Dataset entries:
'''

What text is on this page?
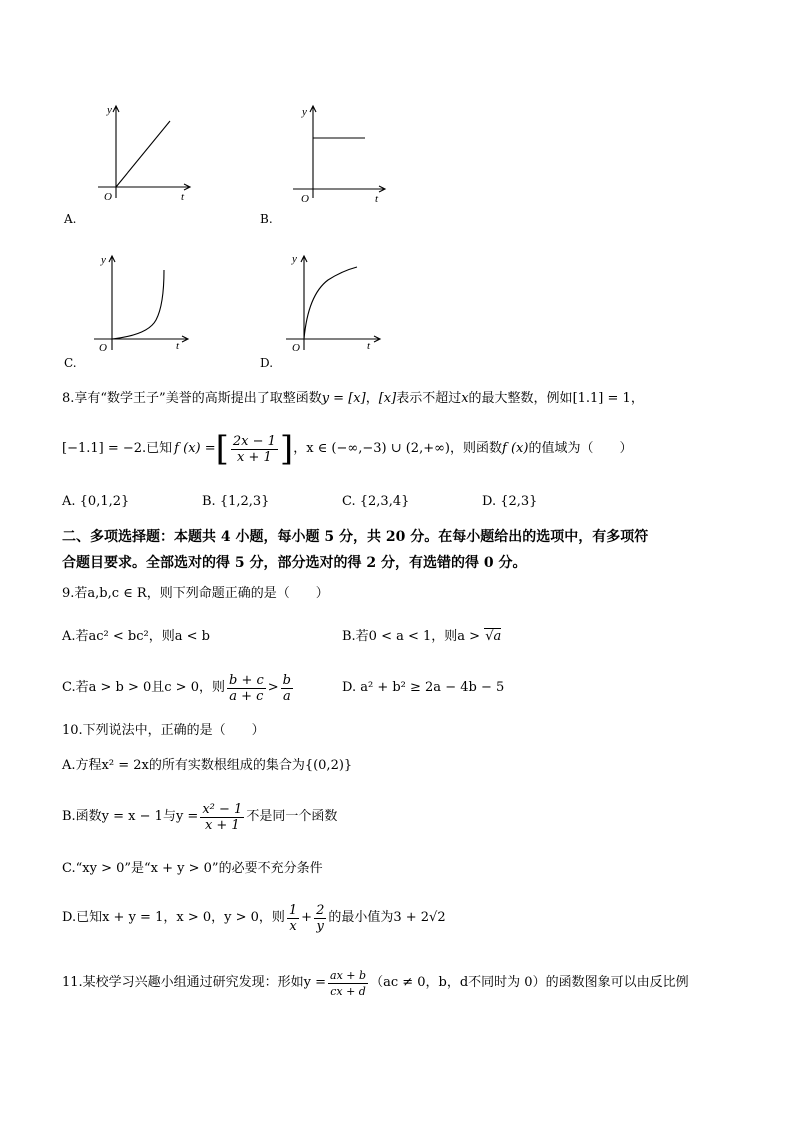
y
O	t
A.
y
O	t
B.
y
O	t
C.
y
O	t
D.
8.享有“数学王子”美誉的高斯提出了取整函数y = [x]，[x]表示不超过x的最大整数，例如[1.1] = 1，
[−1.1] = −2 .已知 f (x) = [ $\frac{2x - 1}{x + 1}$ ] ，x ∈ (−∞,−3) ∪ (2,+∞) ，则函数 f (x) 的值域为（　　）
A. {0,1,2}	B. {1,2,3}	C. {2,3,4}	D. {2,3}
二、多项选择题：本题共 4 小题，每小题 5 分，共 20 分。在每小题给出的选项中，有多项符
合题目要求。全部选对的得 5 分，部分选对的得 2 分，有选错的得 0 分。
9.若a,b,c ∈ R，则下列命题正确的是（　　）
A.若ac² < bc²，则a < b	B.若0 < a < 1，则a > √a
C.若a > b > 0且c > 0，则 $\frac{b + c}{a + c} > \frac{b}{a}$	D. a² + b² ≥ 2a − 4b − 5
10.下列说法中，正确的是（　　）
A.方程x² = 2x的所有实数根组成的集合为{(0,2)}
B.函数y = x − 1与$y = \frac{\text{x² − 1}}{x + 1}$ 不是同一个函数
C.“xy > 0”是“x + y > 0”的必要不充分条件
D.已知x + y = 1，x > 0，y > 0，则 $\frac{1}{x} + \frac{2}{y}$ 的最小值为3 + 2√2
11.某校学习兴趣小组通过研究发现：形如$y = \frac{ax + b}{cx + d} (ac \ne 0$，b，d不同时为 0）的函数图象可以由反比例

'''

> **What you need to do**:
Generate a word-for-word copy of the preceding records, excluding all pictures.

> **Answer below**:
What text is on this page?
y
O	t
A.
y
O	t
B.
y
O	t
C.
y
O	t
D.
8.享有“数学王子”美誉的高斯提出了取整函数y = [x]，[x]表示不超过x的最大整数，例如[1.1] = 1，
[−1.1] = −2 .已知 f (x) = [ $\frac{2x - 1}{x + 1}$ ] ，x ∈ (−∞,−3) ∪ (2,+∞) ，则函数 f (x) 的值域为（　　）
A. {0,1,2}	B. {1,2,3}	C. {2,3,4}	D. {2,3}
二、多项选择题：本题共 4 小题，每小题 5 分，共 20 分。在每小题给出的选项中，有多项符
合题目要求。全部选对的得 5 分，部分选对的得 2 分，有选错的得 0 分。
9.若a,b,c ∈ R，则下列命题正确的是（　　）
A.若ac² < bc²，则a < b	B.若0 < a < 1，则a > √a
C.若a > b > 0且c > 0，则 $\frac{b + c}{a + c} > \frac{b}{a}$	D. a² + b² ≥ 2a − 4b − 5
10.下列说法中，正确的是（　　）
A.方程x² = 2x的所有实数根组成的集合为{(0,2)}
B.函数y = x − 1与$y = \frac{\text{x² − 1}}{x + 1}$ 不是同一个函数
C.“xy > 0”是“x + y > 0”的必要不充分条件
D.已知x + y = 1，x > 0，y > 0，则 $\frac{1}{x} + \frac{2}{y}$ 的最小值为3 + 2√2
11.某校学习兴趣小组通过研究发现：形如$y = \frac{ax + b}{cx + d} (ac \ne 0$，b，d不同时为 0）的函数图象可以由反比例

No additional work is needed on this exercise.